EXERCISE DESCRIPTION:
Return each line that holds the word "Other".

DATA SHOWN:
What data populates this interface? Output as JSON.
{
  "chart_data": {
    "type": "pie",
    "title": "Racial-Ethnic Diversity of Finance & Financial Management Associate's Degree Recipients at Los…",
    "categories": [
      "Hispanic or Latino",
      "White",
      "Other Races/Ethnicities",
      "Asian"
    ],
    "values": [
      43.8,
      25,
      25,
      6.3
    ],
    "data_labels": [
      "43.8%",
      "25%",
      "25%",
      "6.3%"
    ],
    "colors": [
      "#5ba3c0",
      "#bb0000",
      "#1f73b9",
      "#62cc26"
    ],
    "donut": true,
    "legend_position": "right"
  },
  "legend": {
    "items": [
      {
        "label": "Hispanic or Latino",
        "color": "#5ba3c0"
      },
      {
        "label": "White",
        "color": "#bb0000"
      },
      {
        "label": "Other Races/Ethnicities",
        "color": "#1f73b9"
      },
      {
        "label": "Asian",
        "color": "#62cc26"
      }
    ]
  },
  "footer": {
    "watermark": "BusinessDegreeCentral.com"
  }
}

TASK RESPONSE:
      "Other Races/Ethnicities",
        "label": "Other Races/Ethnicities",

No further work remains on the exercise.